_GIVEN TASK_
Present every line in which the string "markieren" appears.

_INPUT_
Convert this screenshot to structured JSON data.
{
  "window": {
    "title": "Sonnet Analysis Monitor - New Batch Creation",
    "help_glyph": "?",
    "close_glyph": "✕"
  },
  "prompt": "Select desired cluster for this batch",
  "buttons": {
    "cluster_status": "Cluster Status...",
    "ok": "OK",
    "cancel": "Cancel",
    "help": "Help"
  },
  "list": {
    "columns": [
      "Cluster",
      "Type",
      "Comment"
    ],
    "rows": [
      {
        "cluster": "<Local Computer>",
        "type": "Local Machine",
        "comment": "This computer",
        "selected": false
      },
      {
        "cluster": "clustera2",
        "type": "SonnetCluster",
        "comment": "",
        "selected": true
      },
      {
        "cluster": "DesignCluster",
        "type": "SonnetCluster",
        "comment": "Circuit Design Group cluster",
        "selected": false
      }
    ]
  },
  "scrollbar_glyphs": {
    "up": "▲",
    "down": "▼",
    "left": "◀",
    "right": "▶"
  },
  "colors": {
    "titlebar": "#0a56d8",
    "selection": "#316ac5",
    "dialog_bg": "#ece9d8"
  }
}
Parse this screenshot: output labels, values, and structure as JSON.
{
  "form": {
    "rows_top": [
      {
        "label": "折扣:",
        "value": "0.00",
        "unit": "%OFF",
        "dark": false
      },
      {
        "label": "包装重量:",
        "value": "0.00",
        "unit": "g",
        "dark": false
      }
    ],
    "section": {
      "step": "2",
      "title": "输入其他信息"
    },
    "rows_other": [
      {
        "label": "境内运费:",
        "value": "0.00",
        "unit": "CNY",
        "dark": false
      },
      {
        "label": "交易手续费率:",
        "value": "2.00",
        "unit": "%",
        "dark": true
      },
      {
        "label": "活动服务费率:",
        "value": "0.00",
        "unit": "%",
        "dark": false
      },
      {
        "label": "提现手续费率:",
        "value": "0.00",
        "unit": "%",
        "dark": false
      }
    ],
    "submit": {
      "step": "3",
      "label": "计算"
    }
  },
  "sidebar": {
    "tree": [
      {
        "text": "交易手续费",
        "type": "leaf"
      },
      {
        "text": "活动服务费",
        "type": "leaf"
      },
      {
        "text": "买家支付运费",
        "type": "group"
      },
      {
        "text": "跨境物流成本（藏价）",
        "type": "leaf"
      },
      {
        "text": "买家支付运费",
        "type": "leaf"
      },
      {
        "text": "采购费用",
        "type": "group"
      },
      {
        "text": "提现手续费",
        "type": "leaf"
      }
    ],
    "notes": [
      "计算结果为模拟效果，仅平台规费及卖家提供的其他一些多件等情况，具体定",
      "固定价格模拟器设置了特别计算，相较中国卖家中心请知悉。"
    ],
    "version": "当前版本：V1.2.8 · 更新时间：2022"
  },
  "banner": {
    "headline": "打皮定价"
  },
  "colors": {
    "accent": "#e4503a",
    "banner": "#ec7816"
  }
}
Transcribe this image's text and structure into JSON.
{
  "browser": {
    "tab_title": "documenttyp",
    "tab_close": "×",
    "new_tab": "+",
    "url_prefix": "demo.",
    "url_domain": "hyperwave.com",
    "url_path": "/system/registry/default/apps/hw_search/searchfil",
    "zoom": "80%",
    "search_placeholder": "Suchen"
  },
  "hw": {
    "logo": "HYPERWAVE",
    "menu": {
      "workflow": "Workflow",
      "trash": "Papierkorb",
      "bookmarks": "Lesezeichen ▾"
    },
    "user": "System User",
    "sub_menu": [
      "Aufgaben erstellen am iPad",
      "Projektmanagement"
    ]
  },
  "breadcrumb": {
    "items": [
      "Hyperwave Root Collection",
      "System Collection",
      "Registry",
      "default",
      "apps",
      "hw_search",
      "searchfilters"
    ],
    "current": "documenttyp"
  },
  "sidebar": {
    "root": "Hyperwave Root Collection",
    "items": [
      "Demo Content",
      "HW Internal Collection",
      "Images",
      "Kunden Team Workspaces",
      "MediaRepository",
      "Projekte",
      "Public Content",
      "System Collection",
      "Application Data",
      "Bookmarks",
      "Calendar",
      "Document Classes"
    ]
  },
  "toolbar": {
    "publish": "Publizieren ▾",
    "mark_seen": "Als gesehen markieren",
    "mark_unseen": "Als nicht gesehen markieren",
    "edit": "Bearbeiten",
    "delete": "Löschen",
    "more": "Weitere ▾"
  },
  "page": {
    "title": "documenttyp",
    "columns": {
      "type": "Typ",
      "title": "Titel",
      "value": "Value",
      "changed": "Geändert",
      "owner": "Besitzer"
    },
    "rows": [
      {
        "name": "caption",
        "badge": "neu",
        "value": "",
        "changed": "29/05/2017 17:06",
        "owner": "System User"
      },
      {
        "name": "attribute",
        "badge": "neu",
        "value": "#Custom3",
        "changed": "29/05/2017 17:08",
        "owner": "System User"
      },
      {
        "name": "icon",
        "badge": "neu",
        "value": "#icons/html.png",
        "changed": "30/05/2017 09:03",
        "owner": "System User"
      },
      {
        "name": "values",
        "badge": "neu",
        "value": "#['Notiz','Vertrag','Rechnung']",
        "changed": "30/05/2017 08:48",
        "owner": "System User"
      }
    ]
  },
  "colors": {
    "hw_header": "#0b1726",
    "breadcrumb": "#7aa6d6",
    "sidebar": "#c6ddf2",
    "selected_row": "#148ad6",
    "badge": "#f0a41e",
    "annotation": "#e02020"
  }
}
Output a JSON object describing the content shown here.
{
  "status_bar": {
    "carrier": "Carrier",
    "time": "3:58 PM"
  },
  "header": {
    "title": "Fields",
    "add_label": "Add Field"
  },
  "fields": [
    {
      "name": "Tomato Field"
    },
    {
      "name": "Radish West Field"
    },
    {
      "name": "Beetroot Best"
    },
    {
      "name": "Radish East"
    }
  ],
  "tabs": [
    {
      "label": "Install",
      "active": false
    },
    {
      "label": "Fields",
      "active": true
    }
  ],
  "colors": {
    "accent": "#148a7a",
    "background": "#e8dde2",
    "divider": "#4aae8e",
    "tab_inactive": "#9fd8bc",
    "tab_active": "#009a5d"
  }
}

_ANSWER TO THIS PROBLEM_
    "mark_seen": "Als gesehen markieren",
    "mark_unseen": "Als nicht gesehen markieren",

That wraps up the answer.